### TASK BRIEF
In full and without alteration, give the listing again.

### STORED RECORDS
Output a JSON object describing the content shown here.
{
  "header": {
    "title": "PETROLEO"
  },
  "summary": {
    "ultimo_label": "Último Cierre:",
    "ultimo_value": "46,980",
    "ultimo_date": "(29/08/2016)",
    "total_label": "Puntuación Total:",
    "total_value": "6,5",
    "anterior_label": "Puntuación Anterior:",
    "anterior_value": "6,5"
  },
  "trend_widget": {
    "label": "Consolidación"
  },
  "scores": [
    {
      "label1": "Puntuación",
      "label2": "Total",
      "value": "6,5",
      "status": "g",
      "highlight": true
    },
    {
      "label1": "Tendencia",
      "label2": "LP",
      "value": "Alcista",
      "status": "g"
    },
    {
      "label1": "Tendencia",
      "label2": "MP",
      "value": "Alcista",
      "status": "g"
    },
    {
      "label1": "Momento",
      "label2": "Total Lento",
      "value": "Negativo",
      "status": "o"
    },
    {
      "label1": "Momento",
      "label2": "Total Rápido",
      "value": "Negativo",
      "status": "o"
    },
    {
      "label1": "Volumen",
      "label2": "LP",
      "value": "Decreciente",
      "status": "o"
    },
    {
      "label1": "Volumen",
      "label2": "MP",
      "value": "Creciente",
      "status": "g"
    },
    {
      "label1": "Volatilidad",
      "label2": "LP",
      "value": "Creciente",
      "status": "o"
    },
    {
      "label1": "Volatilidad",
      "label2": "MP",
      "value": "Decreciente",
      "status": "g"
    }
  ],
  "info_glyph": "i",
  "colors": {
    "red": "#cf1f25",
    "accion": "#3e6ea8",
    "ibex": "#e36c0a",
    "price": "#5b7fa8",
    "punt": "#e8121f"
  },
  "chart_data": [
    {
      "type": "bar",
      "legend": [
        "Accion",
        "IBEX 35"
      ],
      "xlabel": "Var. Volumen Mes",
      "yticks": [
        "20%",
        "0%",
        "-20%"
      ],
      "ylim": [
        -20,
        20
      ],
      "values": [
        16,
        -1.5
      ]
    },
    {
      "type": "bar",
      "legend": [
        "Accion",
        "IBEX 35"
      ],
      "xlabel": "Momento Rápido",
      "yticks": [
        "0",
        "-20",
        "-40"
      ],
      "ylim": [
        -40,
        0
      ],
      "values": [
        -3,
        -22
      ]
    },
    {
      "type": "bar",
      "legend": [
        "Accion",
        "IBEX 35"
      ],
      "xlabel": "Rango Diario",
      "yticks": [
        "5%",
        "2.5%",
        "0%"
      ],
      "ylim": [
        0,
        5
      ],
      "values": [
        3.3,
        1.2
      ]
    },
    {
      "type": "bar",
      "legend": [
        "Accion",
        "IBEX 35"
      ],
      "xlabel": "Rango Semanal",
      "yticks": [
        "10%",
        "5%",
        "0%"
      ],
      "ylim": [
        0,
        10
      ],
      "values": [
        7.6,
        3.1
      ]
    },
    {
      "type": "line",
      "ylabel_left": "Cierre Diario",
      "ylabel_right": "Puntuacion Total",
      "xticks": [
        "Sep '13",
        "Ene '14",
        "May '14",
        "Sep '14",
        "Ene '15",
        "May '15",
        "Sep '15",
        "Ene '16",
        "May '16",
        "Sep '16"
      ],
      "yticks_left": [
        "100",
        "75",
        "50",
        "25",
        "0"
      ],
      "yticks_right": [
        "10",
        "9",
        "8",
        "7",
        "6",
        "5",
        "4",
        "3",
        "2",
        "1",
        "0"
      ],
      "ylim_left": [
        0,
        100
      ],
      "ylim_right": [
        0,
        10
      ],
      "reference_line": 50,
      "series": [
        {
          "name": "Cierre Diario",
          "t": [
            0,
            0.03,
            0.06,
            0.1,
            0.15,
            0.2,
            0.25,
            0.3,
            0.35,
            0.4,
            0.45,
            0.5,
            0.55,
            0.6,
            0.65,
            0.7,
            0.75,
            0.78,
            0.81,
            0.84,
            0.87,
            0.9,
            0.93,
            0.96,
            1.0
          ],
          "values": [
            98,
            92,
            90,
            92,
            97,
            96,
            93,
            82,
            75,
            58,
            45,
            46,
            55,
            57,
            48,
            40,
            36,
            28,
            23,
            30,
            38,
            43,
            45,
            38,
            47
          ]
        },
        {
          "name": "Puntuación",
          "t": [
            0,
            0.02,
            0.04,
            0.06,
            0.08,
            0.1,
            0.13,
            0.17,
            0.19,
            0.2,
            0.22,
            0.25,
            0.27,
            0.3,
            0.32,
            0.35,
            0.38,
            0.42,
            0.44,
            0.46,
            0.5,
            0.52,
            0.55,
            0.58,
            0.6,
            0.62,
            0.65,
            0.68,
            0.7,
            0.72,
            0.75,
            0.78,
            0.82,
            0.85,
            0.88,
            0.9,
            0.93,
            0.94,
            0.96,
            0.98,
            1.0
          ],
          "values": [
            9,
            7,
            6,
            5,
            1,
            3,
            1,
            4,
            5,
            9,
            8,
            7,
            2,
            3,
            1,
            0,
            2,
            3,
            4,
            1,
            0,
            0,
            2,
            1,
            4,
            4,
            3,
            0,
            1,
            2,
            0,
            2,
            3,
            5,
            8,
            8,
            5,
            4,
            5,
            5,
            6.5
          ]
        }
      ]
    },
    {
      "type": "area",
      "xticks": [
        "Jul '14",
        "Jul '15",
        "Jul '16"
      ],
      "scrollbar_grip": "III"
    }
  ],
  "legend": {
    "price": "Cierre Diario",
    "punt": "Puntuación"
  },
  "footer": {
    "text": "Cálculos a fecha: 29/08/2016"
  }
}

### FINAL RESULT
Output a JSON object describing the content shown here.
{
  "header": {
    "title": "PETROLEO"
  },
  "summary": {
    "ultimo_label": "Último Cierre:",
    "ultimo_value": "46,980",
    "ultimo_date": "(29/08/2016)",
    "total_label": "Puntuación Total:",
    "total_value": "6,5",
    "anterior_label": "Puntuación Anterior:",
    "anterior_value": "6,5"
  },
  "trend_widget": {
    "label": "Consolidación"
  },
  "scores": [
    {
      "label1": "Puntuación",
      "label2": "Total",
      "value": "6,5",
      "status": "g",
      "highlight": true
    },
    {
      "label1": "Tendencia",
      "label2": "LP",
      "value": "Alcista",
      "status": "g"
    },
    {
      "label1": "Tendencia",
      "label2": "MP",
      "value": "Alcista",
      "status": "g"
    },
    {
      "label1": "Momento",
      "label2": "Total Lento",
      "value": "Negativo",
      "status": "o"
    },
    {
      "label1": "Momento",
      "label2": "Total Rápido",
      "value": "Negativo",
      "status": "o"
    },
    {
      "label1": "Volumen",
      "label2": "LP",
      "value": "Decreciente",
      "status": "o"
    },
    {
      "label1": "Volumen",
      "label2": "MP",
      "value": "Creciente",
      "status": "g"
    },
    {
      "label1": "Volatilidad",
      "label2": "LP",
      "value": "Creciente",
      "status": "o"
    },
    {
      "label1": "Volatilidad",
      "label2": "MP",
      "value": "Decreciente",
      "status": "g"
    }
  ],
  "info_glyph": "i",
  "colors": {
    "red": "#cf1f25",
    "accion": "#3e6ea8",
    "ibex": "#e36c0a",
    "price": "#5b7fa8",
    "punt": "#e8121f"
  },
  "chart_data": [
    {
      "type": "bar",
      "legend": [
        "Accion",
        "IBEX 35"
      ],
      "xlabel": "Var. Volumen Mes",
      "yticks": [
        "20%",
        "0%",
        "-20%"
      ],
      "ylim": [
        -20,
        20
      ],
      "values": [
        16,
        -1.5
      ]
    },
    {
      "type": "bar",
      "legend": [
        "Accion",
        "IBEX 35"
      ],
      "xlabel": "Momento Rápido",
      "yticks": [
        "0",
        "-20",
        "-40"
      ],
      "ylim": [
        -40,
        0
      ],
      "values": [
        -3,
        -22
      ]
    },
    {
      "type": "bar",
      "legend": [
        "Accion",
        "IBEX 35"
      ],
      "xlabel": "Rango Diario",
      "yticks": [
        "5%",
        "2.5%",
        "0%"
      ],
      "ylim": [
        0,
        5
      ],
      "values": [
        3.3,
        1.2
      ]
    },
    {
      "type": "bar",
      "legend": [
        "Accion",
        "IBEX 35"
      ],
      "xlabel": "Rango Semanal",
      "yticks": [
        "10%",
        "5%",
        "0%"
      ],
      "ylim": [
        0,
        10
      ],
      "values": [
        7.6,
        3.1
      ]
    },
    {
      "type": "line",
      "ylabel_left": "Cierre Diario",
      "ylabel_right": "Puntuacion Total",
      "xticks": [
        "Sep '13",
        "Ene '14",
        "May '14",
        "Sep '14",
        "Ene '15",
        "May '15",
        "Sep '15",
        "Ene '16",
        "May '16",
        "Sep '16"
      ],
      "yticks_left": [
        "100",
        "75",
        "50",
        "25",
        "0"
      ],
      "yticks_right": [
        "10",
        "9",
        "8",
        "7",
        "6",
        "5",
        "4",
        "3",
        "2",
        "1",
        "0"
      ],
      "ylim_left": [
        0,
        100
      ],
      "ylim_right": [
        0,
        10
      ],
      "reference_line": 50,
      "series": [
        {
          "name": "Cierre Diario",
          "t": [
            0,
            0.03,
            0.06,
            0.1,
            0.15,
            0.2,
            0.25,
            0.3,
            0.35,
            0.4,
            0.45,
            0.5,
            0.55,
            0.6,
            0.65,
            0.7,
            0.75,
            0.78,
            0.81,
            0.84,
            0.87,
            0.9,
            0.93,
            0.96,
            1.0
          ],
          "values": [
            98,
            92,
            90,
            92,
            97,
            96,
            93,
            82,
            75,
            58,
            45,
            46,
            55,
            57,
            48,
            40,
            36,
            28,
            23,
            30,
            38,
            43,
            45,
            38,
            47
          ]
        },
        {
          "name": "Puntuación",
          "t": [
            0,
            0.02,
            0.04,
            0.06,
            0.08,
            0.1,
            0.13,
            0.17,
            0.19,
            0.2,
            0.22,
            0.25,
            0.27,
            0.3,
            0.32,
            0.35,
            0.38,
            0.42,
            0.44,
            0.46,
            0.5,
            0.52,
            0.55,
            0.58,
            0.6,
            0.62,
            0.65,
            0.68,
            0.7,
            0.72,
            0.75,
            0.78,
            0.82,
            0.85,
            0.88,
            0.9,
            0.93,
            0.94,
            0.96,
            0.98,
            1.0
          ],
          "values": [
            9,
            7,
            6,
            5,
            1,
            3,
            1,
            4,
            5,
            9,
            8,
            7,
            2,
            3,
            1,
            0,
            2,
            3,
            4,
            1,
            0,
            0,
            2,
            1,
            4,
            4,
            3,
            0,
            1,
            2,
            0,
            2,
            3,
            5,
            8,
            8,
            5,
            4,
            5,
            5,
            6.5
          ]
        }
      ]
    },
    {
      "type": "area",
      "xticks": [
        "Jul '14",
        "Jul '15",
        "Jul '16"
      ],
      "scrollbar_grip": "III"
    }
  ],
  "legend": {
    "price": "Cierre Diario",
    "punt": "Puntuación"
  },
  "footer": {
    "text": "Cálculos a fecha: 29/08/2016"
  }
}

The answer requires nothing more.